Element boundary records
☆ ☆ ☆ ☆ ☆

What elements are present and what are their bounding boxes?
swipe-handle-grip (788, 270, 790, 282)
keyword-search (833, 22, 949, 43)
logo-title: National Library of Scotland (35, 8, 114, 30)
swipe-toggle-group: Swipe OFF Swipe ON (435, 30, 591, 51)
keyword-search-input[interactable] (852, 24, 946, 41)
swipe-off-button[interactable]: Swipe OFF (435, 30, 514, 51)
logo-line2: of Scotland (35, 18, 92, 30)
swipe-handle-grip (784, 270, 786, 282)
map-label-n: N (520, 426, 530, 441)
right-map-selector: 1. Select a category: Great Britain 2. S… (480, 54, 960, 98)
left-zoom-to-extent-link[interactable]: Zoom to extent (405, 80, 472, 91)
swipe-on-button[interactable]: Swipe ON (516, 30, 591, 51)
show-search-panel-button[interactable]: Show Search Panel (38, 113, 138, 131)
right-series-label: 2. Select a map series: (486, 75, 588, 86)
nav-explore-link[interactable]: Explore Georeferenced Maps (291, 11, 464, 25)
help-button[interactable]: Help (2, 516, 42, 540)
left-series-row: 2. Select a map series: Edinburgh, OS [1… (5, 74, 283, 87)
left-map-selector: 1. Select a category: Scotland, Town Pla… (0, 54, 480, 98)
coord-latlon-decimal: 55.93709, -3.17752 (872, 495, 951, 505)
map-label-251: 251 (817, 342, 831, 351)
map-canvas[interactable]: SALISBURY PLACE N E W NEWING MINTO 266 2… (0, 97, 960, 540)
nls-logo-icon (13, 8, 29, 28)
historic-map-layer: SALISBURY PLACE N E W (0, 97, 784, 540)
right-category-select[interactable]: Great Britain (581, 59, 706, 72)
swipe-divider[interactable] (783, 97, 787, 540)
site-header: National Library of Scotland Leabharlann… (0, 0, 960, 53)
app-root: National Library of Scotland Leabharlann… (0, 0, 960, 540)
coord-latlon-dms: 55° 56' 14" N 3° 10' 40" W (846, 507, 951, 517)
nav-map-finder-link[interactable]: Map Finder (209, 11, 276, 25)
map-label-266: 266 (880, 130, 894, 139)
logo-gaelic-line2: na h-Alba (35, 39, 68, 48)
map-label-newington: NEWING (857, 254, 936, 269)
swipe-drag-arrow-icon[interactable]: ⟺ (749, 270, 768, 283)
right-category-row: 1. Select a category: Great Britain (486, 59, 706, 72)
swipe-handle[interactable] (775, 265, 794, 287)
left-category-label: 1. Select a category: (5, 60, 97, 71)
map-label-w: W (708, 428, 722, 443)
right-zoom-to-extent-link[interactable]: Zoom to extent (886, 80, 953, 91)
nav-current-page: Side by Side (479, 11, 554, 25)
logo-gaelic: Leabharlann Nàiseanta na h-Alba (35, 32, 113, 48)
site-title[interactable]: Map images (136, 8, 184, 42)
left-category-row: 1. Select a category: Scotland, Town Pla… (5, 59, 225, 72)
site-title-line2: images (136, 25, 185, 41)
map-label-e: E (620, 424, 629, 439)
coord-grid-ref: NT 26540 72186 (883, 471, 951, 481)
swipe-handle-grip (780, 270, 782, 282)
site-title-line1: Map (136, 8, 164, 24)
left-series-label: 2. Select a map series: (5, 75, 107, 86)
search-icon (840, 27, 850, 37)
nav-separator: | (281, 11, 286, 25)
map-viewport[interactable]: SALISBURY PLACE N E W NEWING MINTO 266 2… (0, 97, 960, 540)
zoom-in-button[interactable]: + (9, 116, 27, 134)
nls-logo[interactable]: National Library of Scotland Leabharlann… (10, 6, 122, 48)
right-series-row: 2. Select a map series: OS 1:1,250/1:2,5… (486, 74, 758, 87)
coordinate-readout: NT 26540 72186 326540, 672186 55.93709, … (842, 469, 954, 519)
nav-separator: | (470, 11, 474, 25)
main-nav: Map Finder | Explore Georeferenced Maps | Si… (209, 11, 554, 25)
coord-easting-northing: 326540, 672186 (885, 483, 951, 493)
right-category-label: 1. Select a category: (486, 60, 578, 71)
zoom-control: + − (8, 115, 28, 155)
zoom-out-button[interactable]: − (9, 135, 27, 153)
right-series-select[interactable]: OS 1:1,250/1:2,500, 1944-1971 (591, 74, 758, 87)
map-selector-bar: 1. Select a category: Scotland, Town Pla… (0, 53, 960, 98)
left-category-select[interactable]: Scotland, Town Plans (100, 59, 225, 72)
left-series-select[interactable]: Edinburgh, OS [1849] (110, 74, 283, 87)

☆ ☆ ☆ ☆ ☆

**Exercise prompt:**
Present the lines from the first one through the line containing "nav-explore-link[interactable]: Explore Georeferenced", both included, as a numbered list with any blank lines omitted. Include only those lines.

**Full output:**
1. What elements are present and what are their bounding boxes?
2. swipe-handle-grip (788, 270, 790, 282)
3. keyword-search (833, 22, 949, 43)
4. logo-title: National Library of Scotland (35, 8, 114, 30)
5. swipe-toggle-group: Swipe OFF Swipe ON (435, 30, 591, 51)
6. keyword-search-input[interactable] (852, 24, 946, 41)
7. swipe-off-button[interactable]: Swipe OFF (435, 30, 514, 51)
8. logo-line2: of Scotland (35, 18, 92, 30)
9. swipe-handle-grip (784, 270, 786, 282)
10. map-label-n: N (520, 426, 530, 441)
11. right-map-selector: 1. Select a category: Great Britain 2. S… (480, 54, 960, 98)
12. left-zoom-to-extent-link[interactable]: Zoom to extent (405, 80, 472, 91)
13. swipe-on-button[interactable]: Swipe ON (516, 30, 591, 51)
14. show-search-panel-button[interactable]: Show Search Panel (38, 113, 138, 131)
15. right-series-label: 2. Select a map series: (486, 75, 588, 86)
16. nav-explore-link[interactable]: Explore Georeferenced Maps (291, 11, 464, 25)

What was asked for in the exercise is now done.